» Requirements
Pull out every line below holding the word "положение".

» The data
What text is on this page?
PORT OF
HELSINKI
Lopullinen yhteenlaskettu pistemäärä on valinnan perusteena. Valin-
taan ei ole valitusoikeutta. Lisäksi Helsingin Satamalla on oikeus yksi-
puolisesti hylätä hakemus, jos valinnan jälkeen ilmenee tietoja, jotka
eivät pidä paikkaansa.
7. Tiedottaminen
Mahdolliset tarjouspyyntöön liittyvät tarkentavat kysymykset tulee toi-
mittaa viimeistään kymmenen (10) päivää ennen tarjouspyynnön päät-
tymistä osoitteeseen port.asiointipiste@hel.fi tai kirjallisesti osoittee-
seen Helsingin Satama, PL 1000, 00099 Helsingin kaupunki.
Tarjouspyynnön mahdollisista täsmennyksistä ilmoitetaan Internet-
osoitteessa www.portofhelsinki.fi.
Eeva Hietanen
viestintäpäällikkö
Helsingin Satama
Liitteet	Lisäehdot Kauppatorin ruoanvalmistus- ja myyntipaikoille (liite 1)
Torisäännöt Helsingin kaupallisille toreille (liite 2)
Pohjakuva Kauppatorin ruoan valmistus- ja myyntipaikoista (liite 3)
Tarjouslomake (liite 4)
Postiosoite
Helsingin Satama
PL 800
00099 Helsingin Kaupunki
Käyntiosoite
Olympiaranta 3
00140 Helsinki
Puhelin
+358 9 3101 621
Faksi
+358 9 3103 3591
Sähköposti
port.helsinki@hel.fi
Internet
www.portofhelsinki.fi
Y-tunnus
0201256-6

...

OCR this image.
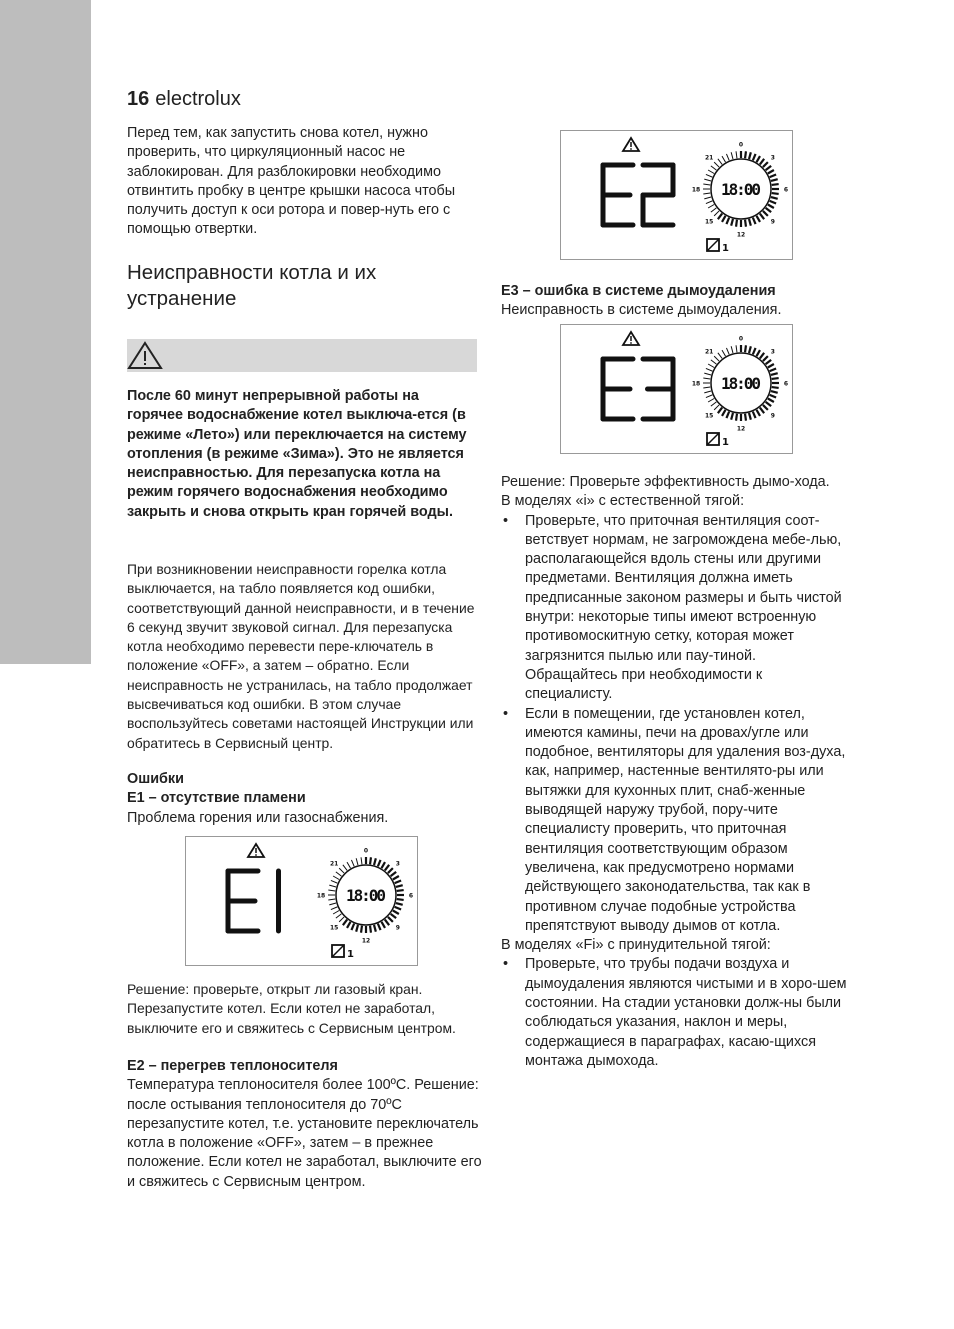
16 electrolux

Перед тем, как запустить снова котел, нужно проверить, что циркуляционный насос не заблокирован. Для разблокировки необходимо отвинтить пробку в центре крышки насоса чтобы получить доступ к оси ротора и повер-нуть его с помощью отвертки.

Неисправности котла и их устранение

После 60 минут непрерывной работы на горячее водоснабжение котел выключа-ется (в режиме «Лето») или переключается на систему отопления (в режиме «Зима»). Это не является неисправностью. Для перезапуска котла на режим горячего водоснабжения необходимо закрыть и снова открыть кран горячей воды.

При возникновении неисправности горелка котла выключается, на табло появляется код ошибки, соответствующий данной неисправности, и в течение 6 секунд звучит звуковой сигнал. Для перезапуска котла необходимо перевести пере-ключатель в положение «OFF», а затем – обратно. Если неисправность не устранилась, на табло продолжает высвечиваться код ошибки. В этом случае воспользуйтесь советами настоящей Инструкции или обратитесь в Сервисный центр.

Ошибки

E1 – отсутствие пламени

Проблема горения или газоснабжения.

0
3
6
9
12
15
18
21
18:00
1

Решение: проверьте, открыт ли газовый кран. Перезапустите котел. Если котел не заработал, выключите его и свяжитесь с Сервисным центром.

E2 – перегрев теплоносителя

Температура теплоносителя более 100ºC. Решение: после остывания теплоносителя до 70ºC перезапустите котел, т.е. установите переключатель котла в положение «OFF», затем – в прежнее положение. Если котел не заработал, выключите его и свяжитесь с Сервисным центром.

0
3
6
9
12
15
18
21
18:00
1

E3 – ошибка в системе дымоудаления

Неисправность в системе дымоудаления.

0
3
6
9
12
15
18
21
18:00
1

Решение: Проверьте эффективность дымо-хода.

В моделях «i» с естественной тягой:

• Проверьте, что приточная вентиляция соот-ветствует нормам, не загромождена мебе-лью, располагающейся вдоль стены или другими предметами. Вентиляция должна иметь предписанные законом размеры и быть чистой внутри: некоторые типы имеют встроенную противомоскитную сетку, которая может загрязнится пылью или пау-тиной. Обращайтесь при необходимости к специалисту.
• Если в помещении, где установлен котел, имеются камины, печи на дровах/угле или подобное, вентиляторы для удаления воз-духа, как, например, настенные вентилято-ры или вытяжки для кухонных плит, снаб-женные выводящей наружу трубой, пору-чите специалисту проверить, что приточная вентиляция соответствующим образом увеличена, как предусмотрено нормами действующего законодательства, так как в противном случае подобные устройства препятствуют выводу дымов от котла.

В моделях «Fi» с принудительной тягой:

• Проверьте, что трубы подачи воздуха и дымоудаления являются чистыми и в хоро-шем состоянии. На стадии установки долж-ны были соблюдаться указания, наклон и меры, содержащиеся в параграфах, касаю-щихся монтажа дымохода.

» Exercise response
При возникновении неисправности горелка котла выключается, на табло появляется код ошибки, соответствующий данной неисправности, и в течение 6 секунд звучит звуковой сигнал. Для перезапуска котла необходимо перевести пере-ключатель в положение «OFF», а затем – обратно. Если неисправность не устранилась, на табло продолжает высвечиваться код ошибки. В этом случае воспользуйтесь советами настоящей Инструкции или обратитесь в Сервисный центр.
Температура теплоносителя более 100ºC. Решение: после остывания теплоносителя до 70ºC перезапустите котел, т.е. установите переключатель котла в положение «OFF», затем – в прежнее положение. Если котел не заработал, выключите его и свяжитесь с Сервисным центром.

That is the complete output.